Source data:
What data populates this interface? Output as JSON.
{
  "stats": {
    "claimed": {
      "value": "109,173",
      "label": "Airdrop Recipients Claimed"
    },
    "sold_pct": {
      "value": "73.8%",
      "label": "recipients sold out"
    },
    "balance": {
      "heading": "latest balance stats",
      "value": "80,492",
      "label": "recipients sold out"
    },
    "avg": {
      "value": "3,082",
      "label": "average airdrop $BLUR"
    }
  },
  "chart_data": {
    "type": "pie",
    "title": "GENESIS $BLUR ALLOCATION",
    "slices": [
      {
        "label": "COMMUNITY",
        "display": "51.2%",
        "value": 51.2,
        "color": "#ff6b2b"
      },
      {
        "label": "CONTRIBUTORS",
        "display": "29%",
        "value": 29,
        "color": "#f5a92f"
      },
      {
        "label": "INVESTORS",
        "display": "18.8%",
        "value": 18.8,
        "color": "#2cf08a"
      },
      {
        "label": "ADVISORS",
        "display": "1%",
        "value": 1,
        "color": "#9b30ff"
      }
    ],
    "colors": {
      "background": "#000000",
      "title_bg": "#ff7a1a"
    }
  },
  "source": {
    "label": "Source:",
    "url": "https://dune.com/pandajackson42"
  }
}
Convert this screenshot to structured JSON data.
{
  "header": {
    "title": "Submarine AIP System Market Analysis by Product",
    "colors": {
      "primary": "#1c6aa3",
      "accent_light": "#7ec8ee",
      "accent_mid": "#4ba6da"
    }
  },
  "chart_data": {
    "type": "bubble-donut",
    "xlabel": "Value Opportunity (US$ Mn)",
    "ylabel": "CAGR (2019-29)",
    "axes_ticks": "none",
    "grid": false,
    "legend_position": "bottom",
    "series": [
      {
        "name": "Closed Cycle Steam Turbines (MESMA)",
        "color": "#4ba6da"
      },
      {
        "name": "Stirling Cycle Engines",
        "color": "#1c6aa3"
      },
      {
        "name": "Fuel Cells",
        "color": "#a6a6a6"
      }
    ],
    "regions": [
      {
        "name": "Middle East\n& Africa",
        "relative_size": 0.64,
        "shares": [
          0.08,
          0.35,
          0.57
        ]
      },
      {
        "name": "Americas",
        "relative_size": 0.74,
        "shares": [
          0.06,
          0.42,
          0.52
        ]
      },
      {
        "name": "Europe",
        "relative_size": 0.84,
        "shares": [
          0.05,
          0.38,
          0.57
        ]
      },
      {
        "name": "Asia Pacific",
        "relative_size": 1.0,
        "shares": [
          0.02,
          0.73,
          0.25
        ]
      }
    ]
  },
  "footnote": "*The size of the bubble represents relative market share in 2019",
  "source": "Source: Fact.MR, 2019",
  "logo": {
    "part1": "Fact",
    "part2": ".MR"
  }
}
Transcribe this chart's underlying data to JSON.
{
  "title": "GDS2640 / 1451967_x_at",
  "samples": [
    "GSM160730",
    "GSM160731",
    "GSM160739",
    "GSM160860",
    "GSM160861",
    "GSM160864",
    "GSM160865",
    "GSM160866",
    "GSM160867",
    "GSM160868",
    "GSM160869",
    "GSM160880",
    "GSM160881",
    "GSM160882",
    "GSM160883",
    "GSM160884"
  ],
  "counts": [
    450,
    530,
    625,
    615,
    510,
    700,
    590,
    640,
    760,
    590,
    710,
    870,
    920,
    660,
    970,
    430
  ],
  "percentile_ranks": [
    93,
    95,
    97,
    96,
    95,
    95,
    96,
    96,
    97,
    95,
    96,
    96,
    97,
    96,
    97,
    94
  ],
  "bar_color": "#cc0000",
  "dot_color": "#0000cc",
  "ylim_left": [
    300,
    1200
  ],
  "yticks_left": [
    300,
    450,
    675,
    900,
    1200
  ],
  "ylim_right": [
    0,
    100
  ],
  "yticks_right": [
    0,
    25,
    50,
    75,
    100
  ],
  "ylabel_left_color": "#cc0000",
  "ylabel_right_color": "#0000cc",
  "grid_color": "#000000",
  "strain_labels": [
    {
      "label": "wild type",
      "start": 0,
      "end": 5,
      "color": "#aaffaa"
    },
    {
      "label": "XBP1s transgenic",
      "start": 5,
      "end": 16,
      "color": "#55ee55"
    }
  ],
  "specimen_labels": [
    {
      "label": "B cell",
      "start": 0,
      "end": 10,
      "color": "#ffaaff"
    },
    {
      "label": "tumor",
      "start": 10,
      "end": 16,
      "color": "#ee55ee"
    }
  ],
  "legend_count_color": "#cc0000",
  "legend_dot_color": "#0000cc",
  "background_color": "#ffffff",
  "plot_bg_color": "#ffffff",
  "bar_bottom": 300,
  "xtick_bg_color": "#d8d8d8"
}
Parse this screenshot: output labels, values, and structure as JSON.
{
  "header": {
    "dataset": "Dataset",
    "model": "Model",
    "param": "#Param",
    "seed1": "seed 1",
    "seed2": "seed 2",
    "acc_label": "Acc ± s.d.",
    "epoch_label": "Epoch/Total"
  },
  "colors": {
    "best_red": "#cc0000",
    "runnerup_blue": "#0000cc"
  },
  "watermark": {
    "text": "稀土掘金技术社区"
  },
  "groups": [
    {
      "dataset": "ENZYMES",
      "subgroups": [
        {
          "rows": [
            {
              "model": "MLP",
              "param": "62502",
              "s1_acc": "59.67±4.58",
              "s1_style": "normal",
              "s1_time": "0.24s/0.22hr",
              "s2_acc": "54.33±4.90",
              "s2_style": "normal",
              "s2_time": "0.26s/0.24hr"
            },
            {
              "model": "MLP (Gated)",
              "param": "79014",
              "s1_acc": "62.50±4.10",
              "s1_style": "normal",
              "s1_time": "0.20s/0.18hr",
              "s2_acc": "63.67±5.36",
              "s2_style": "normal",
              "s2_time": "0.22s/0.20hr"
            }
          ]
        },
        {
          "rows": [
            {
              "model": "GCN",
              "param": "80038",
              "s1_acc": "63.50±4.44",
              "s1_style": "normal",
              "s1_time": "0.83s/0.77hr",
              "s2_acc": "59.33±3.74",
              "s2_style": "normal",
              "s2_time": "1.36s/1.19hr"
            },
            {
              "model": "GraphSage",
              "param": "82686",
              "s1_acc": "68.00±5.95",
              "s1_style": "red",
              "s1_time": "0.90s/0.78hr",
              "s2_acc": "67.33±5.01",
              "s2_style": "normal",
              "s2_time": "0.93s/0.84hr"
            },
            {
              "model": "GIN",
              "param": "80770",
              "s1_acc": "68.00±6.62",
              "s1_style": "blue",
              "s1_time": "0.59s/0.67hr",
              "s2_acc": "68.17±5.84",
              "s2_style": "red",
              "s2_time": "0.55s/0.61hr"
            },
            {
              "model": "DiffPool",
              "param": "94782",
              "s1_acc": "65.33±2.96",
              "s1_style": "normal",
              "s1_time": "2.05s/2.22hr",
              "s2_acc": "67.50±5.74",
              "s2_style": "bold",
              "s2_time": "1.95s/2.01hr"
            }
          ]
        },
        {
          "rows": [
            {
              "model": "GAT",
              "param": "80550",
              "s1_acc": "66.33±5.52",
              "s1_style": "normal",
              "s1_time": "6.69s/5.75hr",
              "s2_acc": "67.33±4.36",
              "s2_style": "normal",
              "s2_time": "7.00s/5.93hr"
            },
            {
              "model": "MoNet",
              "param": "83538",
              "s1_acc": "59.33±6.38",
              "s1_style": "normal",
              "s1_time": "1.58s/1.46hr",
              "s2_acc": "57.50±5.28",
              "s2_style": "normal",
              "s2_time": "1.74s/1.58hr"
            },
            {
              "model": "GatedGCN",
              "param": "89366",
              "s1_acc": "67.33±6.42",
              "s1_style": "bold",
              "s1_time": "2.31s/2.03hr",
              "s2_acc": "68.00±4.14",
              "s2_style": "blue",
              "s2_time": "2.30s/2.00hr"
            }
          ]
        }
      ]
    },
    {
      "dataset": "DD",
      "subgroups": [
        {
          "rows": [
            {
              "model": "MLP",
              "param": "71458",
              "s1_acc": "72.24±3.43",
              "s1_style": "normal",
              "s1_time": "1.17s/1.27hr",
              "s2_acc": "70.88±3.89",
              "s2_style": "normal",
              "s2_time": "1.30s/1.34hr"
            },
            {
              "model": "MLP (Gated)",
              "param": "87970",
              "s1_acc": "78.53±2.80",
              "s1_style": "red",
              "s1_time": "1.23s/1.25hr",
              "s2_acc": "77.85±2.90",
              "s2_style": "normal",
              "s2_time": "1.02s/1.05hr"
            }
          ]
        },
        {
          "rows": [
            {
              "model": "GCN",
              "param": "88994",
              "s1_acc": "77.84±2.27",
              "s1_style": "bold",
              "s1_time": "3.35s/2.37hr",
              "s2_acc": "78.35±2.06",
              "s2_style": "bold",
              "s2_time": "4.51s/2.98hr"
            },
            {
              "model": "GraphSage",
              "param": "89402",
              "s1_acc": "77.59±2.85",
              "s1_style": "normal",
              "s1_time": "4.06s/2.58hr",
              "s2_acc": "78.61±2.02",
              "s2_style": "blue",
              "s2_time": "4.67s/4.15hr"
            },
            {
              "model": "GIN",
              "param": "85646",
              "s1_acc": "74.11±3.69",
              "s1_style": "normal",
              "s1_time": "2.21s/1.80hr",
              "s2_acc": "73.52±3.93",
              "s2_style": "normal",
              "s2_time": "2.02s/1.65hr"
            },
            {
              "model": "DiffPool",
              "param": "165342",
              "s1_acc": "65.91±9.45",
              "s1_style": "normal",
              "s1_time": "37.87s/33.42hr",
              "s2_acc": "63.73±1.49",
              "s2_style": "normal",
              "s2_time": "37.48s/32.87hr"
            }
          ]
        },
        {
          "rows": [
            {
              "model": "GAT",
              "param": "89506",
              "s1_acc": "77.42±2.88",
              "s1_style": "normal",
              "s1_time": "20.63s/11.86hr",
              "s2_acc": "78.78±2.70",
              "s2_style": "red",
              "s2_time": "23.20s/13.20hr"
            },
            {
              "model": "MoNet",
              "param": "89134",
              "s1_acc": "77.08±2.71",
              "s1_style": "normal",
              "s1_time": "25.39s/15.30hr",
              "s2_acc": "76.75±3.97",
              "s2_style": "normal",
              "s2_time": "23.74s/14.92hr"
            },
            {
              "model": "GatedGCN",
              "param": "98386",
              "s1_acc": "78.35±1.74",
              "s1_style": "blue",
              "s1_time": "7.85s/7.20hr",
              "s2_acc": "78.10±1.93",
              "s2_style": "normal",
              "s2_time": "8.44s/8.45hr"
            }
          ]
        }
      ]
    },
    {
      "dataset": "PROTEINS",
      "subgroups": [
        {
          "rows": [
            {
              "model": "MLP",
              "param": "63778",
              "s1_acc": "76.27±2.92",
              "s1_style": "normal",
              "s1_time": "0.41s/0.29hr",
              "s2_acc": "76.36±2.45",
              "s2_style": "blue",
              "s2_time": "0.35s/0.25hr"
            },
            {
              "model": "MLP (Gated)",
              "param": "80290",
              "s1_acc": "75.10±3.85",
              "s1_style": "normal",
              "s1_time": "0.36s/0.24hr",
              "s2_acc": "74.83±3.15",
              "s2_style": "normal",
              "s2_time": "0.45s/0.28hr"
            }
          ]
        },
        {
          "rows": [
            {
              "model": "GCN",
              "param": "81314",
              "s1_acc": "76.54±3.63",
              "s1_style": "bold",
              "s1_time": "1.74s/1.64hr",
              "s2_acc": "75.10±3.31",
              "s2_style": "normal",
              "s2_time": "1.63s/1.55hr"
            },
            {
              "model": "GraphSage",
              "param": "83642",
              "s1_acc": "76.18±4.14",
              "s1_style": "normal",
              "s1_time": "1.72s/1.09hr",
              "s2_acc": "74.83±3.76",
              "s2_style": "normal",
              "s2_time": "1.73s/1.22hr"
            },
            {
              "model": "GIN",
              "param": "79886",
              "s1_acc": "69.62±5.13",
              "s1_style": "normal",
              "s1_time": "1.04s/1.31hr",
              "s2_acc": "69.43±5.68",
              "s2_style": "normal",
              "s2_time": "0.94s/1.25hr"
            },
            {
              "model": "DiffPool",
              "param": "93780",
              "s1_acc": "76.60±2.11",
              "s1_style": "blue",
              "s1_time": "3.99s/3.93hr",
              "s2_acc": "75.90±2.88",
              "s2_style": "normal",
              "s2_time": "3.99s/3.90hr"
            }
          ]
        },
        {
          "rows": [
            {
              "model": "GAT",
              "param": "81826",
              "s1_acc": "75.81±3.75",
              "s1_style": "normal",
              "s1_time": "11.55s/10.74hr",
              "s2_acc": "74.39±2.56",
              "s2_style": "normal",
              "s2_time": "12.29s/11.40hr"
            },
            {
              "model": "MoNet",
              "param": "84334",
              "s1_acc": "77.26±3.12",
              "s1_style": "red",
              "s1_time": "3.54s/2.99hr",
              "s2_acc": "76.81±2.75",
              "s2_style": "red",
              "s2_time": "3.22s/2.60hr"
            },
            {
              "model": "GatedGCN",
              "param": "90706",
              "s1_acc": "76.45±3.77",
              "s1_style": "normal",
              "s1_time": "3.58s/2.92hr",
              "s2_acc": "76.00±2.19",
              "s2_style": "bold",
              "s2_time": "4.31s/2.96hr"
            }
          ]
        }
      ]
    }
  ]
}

• EXERCISE PROMPT: Which lines in the data hold the string "BLUR"? Copy each of them.

• YOUR SOLUTION:
      "label": "average airdrop $BLUR"
    "title": "GENESIS $BLUR ALLOCATION",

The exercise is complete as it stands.